Written exercise> Reproduce the entries word for word, and omit any picture you find in them.

(Dataset items)
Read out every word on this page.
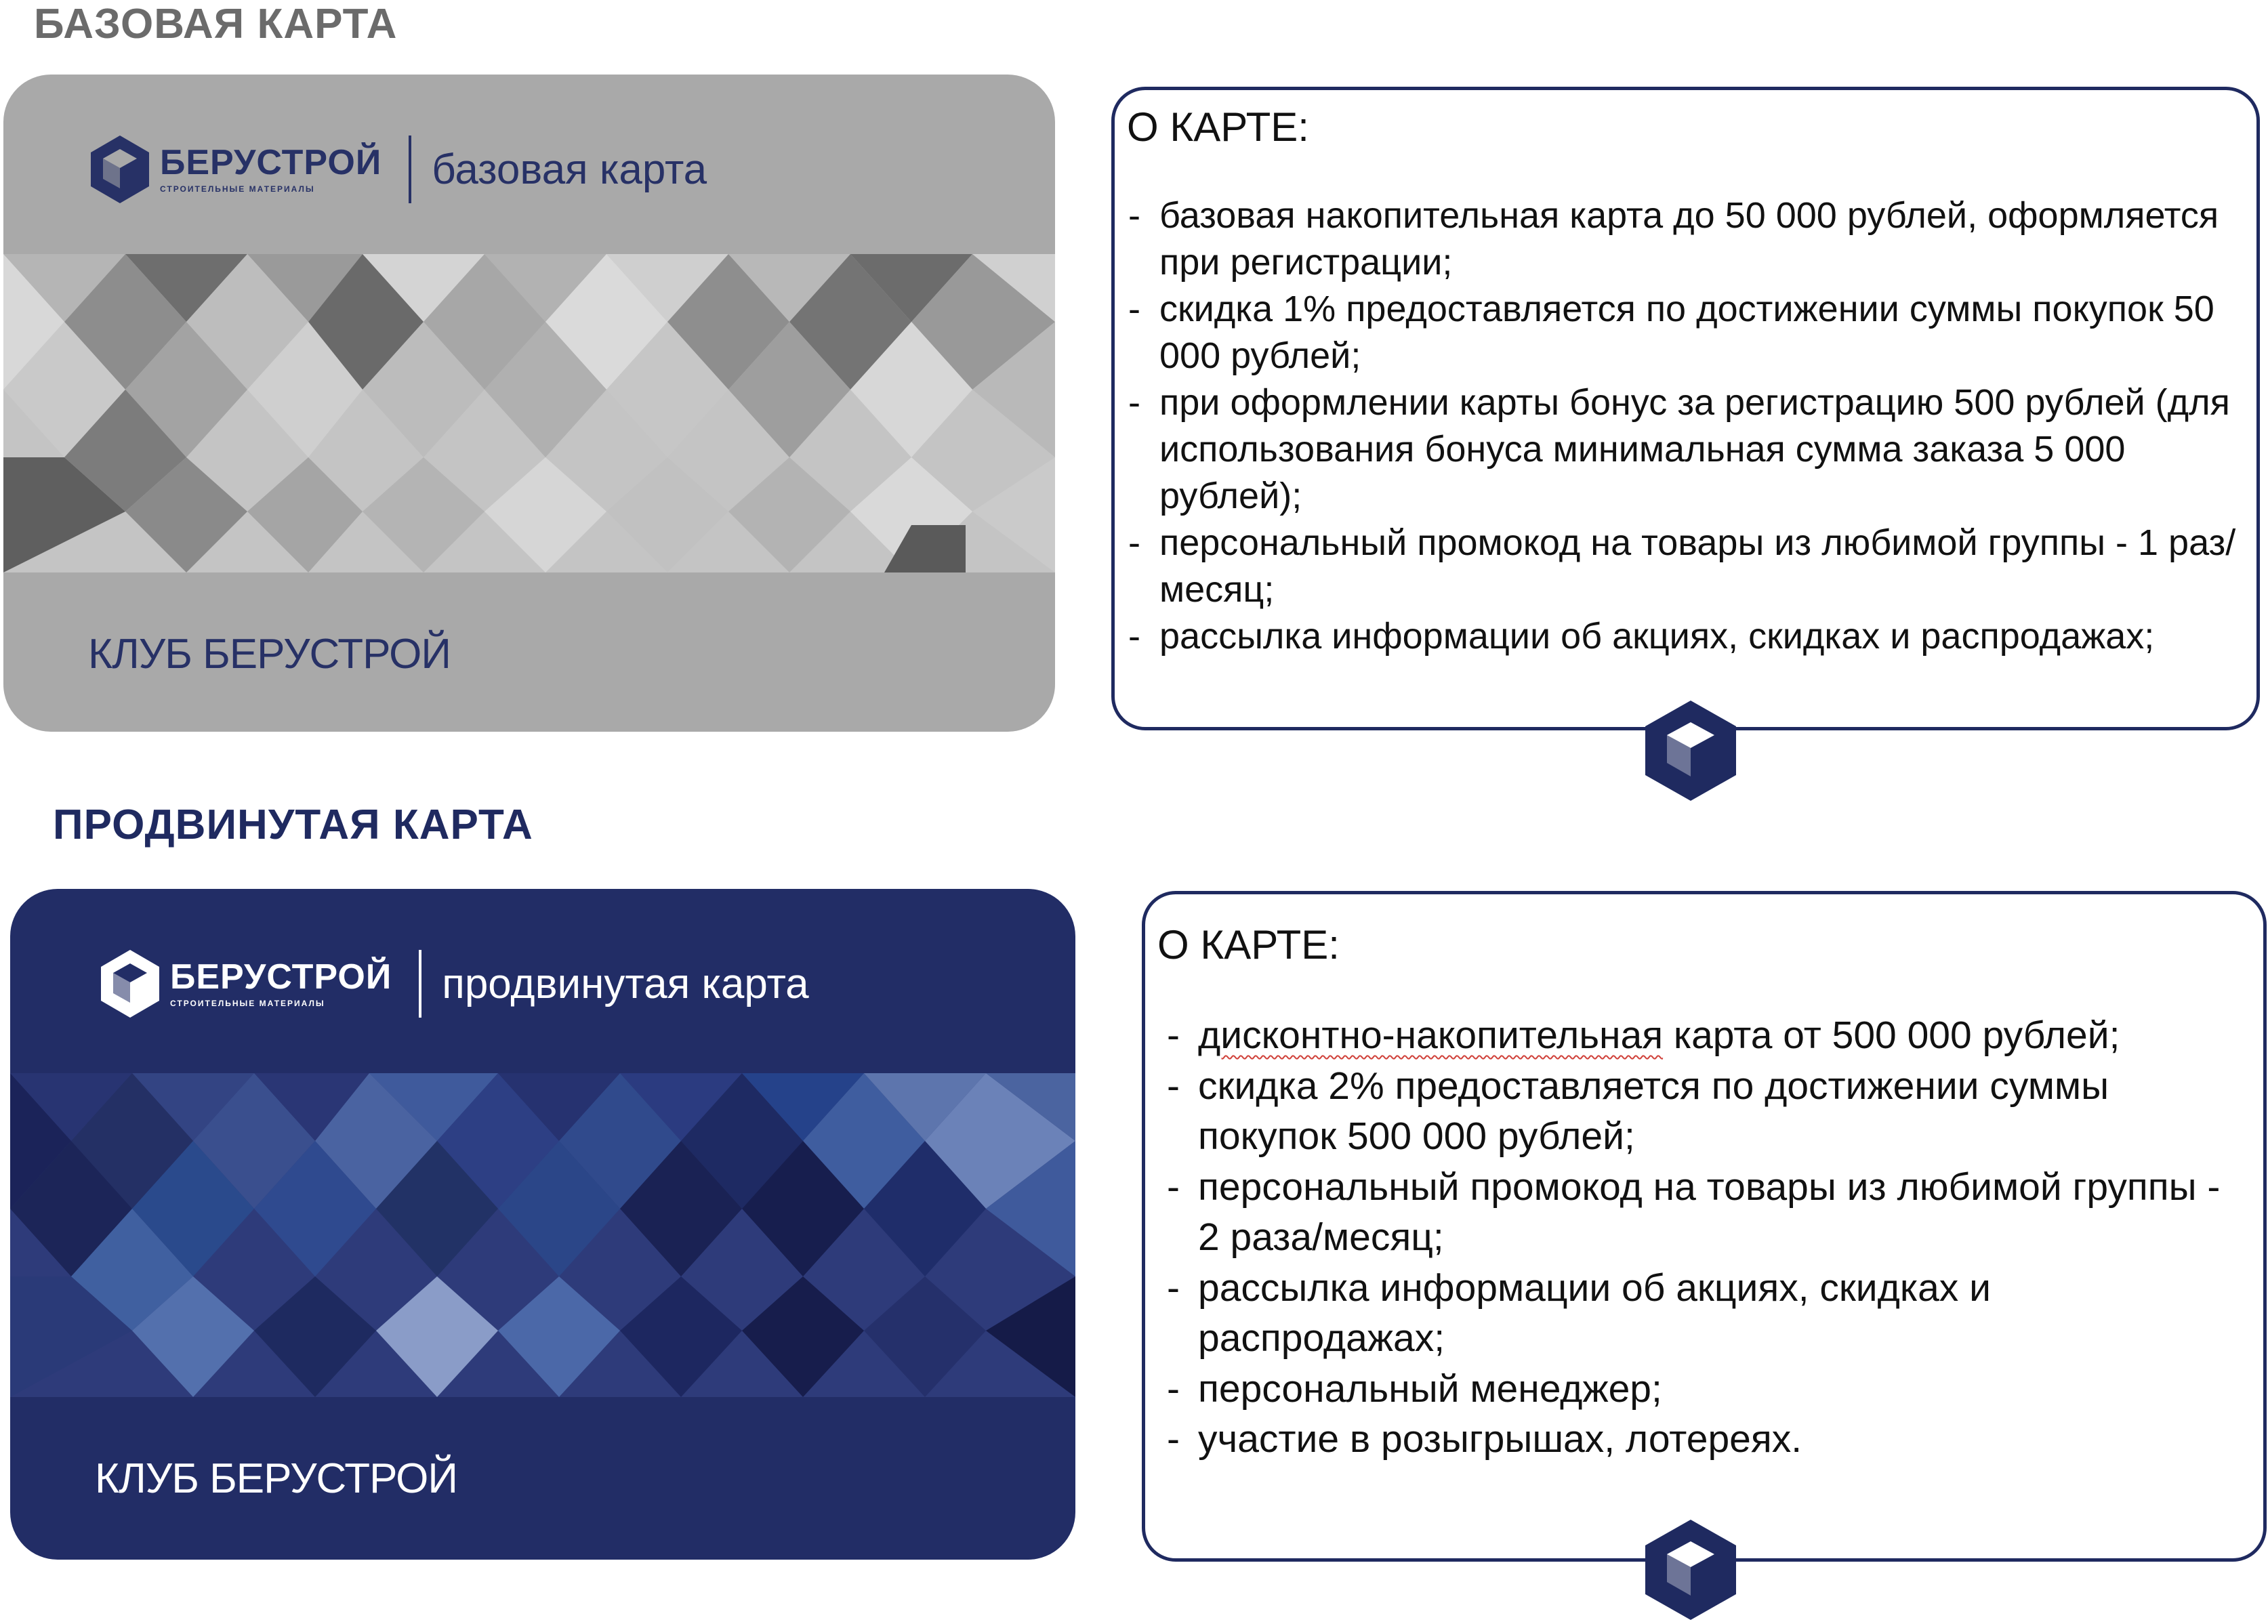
БАЗОВАЯ КАРТА
БЕРУСТРОЙ
СТРОИТЕЛЬНЫЕ МАТЕРИАЛЫ	базовая карта
КЛУБ БЕРУСТРОЙ

О КАРТЕ:

- базовая накопительная карта до 50 000 рублей, оформляется при регистрации;
- скидка 1% предоставляется по достижении суммы покупок 50 000 рублей;
- при оформлении карты бонус за регистрацию 500 рублей (для использования бонуса минимальная сумма заказа 5 000 рублей);
- персональный промокод на товары из любимой группы - 1 раз/месяц;
- рассылка информации об акциях, скидках и распродажах;
ПРОДВИНУТАЯ КАРТА
БЕРУСТРОЙ
СТРОИТЕЛЬНЫЕ МАТЕРИАЛЫ	продвинутая карта
КЛУБ БЕРУСТРОЙ

О КАРТЕ:

- дисконтно-накопительная карта от 500 000 рублей;
- скидка 2% предоставляется по достижении суммы покупок 500 000 рублей;
- персональный промокод на товары из любимой группы - 2 раза/месяц;
- рассылка информации об акциях, скидках и распродажах;
- персональный менеджер;
- участие в розыгрышах, лотереях.
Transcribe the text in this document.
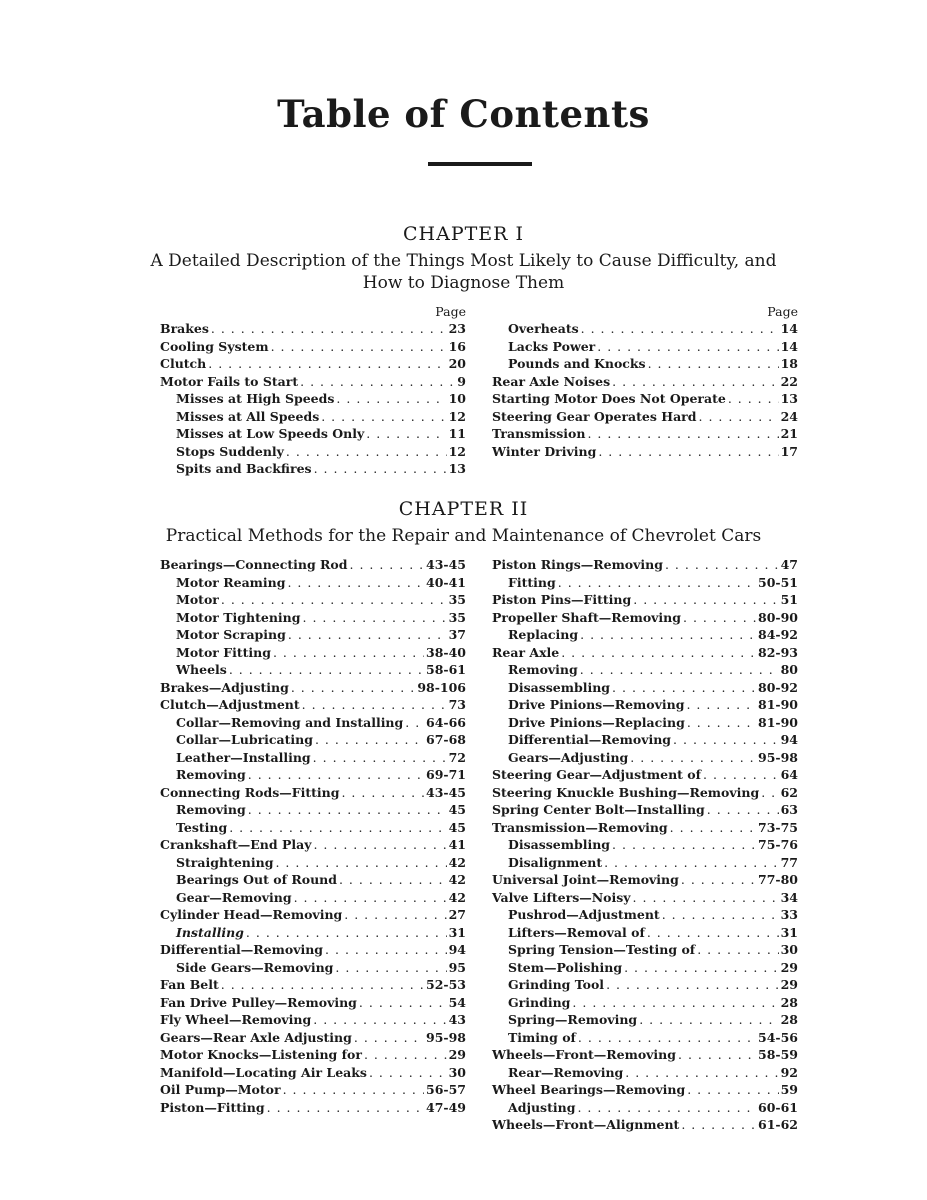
Table of Contents
CHAPTER I
A Detailed Description of the Things Most Likely to Cause Difficulty, and
How to Diagnose Them
Page
Brakes . . .	23
Cooling System . . .	16
Clutch . . .	20
Motor Fails to Start . . .	9
Misses at High Speeds . . .	10
Misses at All Speeds . . .	12
Misses at Low Speeds Only . . .	11
Stops Suddenly . . .	12
Spits and Backfires . . .	13
Page
Overheats . . .	14
Lacks Power . . .	14
Pounds and Knocks . . .	18
Rear Axle Noises . . .	22
Starting Motor Does Not Operate . . .	13
Steering Gear Operates Hard . . .	24
Transmission . . .	21
Winter Driving . . .	17
CHAPTER II
Practical Methods for the Repair and Maintenance of Chevrolet Cars
Bearings—Connecting Rod . . .	43-45
Motor Reaming . . .	40-41
Motor . . .	35
Motor Tightening . . .	35
Motor Scraping . . .	37
Motor Fitting . . .	38-40
Wheels . . .	58-61
Brakes—Adjusting . . .	98-106
Clutch—Adjustment . . .	73
Collar—Removing and Installing . . . 64-66
Collar—Lubricating . . .	67-68
Leather—Installing . . .	72
Removing . . .	69-71
Connecting Rods—Fitting . . .	43-45
Removing . . .	45
Testing . . .	45
Crankshaft—End Play . . .	41
Straightening . . .	42
Bearings Out of Round . . .	42
Gear—Removing . . .	42
Cylinder Head—Removing . . .	27
Installing . . .	31
Differential—Removing . . .	94
Side Gears—Removing . . .	95
Fan Belt . . .	52-53
Fan Drive Pulley—Removing . . .	54
Fly Wheel—Removing . . .	43
Gears—Rear Axle Adjusting . . .	95-98
Motor Knocks—Listening for . . .	29
Manifold—Locating Air Leaks . . .	30
Oil Pump—Motor . . .	56-57
Piston—Fitting . . .	47-49
Piston Rings—Removing . . .	47
Fitting . . .	50-51
Piston Pins—Fitting . . .	51
Propeller Shaft—Removing . . .	80-90
Replacing . . .	84-92
Rear Axle . . .	82-93
Removing . . .	80
Disassembling . . .	80-92
Drive Pinions—Removing . . .	81-90
Drive Pinions—Replacing . . .	81-90
Differential—Removing . . .	94
Gears—Adjusting . . .	95-98
Steering Gear—Adjustment of . . .	64
Steering Knuckle Bushing—Removing . . . 62
Spring Center Bolt—Installing . . .	63
Transmission—Removing . . .	73-75
Disassembling . . .	75-76
Disalignment . . .	77
Universal Joint—Removing . . .	77-80
Valve Lifters—Noisy . . .	34
Pushrod—Adjustment . . .	33
Lifters—Removal of . . .	31
Spring Tension—Testing of . . .	30
Stem—Polishing . . .	29
Grinding Tool . . .	29
Grinding . . .	28
Spring—Removing . . .	28
Timing of . . .	54-56
Wheels—Front—Removing . . .	58-59
Rear—Removing . . .	92
Wheel Bearings—Removing . . .	59
Adjusting . . .	60-61
Wheels—Front—Alignment . . .	61-62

Solved problem>
Read out every word on this page.
БАЗОВАЯ КАРТА
БЕРУСТРОЙ
СТРОИТЕЛЬНЫЕ МАТЕРИАЛЫ	базовая карта
КЛУБ БЕРУСТРОЙ

О КАРТЕ:

- базовая накопительная карта до 50 000 рублей, оформляется при регистрации;
- скидка 1% предоставляется по достижении суммы покупок 50 000 рублей;
- при оформлении карты бонус за регистрацию 500 рублей (для использования бонуса минимальная сумма заказа 5 000 рублей);
- персональный промокод на товары из любимой группы - 1 раз/месяц;
- рассылка информации об акциях, скидках и распродажах;
ПРОДВИНУТАЯ КАРТА
БЕРУСТРОЙ
СТРОИТЕЛЬНЫЕ МАТЕРИАЛЫ	продвинутая карта
КЛУБ БЕРУСТРОЙ

О КАРТЕ:

- дисконтно-накопительная карта от 500 000 рублей;
- скидка 2% предоставляется по достижении суммы покупок 500 000 рублей;
- персональный промокод на товары из любимой группы - 2 раза/месяц;
- рассылка информации об акциях, скидках и распродажах;
- персональный менеджер;
- участие в розыгрышах, лотереях.
Transcribe the text in this document.
Table of Contents
CHAPTER I
A Detailed Description of the Things Most Likely to Cause Difficulty, and
How to Diagnose Them
Page
Brakes . . .	23
Cooling System . . .	16
Clutch . . .	20
Motor Fails to Start . . .	9
Misses at High Speeds . . .	10
Misses at All Speeds . . .	12
Misses at Low Speeds Only . . .	11
Stops Suddenly . . .	12
Spits and Backfires . . .	13
Page
Overheats . . .	14
Lacks Power . . .	14
Pounds and Knocks . . .	18
Rear Axle Noises . . .	22
Starting Motor Does Not Operate . . .	13
Steering Gear Operates Hard . . .	24
Transmission . . .	21
Winter Driving . . .	17
CHAPTER II
Practical Methods for the Repair and Maintenance of Chevrolet Cars
Bearings—Connecting Rod . . .	43-45
Motor Reaming . . .	40-41
Motor . . .	35
Motor Tightening . . .	35
Motor Scraping . . .	37
Motor Fitting . . .	38-40
Wheels . . .	58-61
Brakes—Adjusting . . .	98-106
Clutch—Adjustment . . .	73
Collar—Removing and Installing . . . 64-66
Collar—Lubricating . . .	67-68
Leather—Installing . . .	72
Removing . . .	69-71
Connecting Rods—Fitting . . .	43-45
Removing . . .	45
Testing . . .	45
Crankshaft—End Play . . .	41
Straightening . . .	42
Bearings Out of Round . . .	42
Gear—Removing . . .	42
Cylinder Head—Removing . . .	27
Installing . . .	31
Differential—Removing . . .	94
Side Gears—Removing . . .	95
Fan Belt . . .	52-53
Fan Drive Pulley—Removing . . .	54
Fly Wheel—Removing . . .	43
Gears—Rear Axle Adjusting . . .	95-98
Motor Knocks—Listening for . . .	29
Manifold—Locating Air Leaks . . .	30
Oil Pump—Motor . . .	56-57
Piston—Fitting . . .	47-49
Piston Rings—Removing . . .	47
Fitting . . .	50-51
Piston Pins—Fitting . . .	51
Propeller Shaft—Removing . . .	80-90
Replacing . . .	84-92
Rear Axle . . .	82-93
Removing . . .	80
Disassembling . . .	80-92
Drive Pinions—Removing . . .	81-90
Drive Pinions—Replacing . . .	81-90
Differential—Removing . . .	94
Gears—Adjusting . . .	95-98
Steering Gear—Adjustment of . . .	64
Steering Knuckle Bushing—Removing . . . 62
Spring Center Bolt—Installing . . .	63
Transmission—Removing . . .	73-75
Disassembling . . .	75-76
Disalignment . . .	77
Universal Joint—Removing . . .	77-80
Valve Lifters—Noisy . . .	34
Pushrod—Adjustment . . .	33
Lifters—Removal of . . .	31
Spring Tension—Testing of . . .	30
Stem—Polishing . . .	29
Grinding Tool . . .	29
Grinding . . .	28
Spring—Removing . . .	28
Timing of . . .	54-56
Wheels—Front—Removing . . .	58-59
Rear—Removing . . .	92
Wheel Bearings—Removing . . .	59
Adjusting . . .	60-61
Wheels—Front—Alignment . . .	61-62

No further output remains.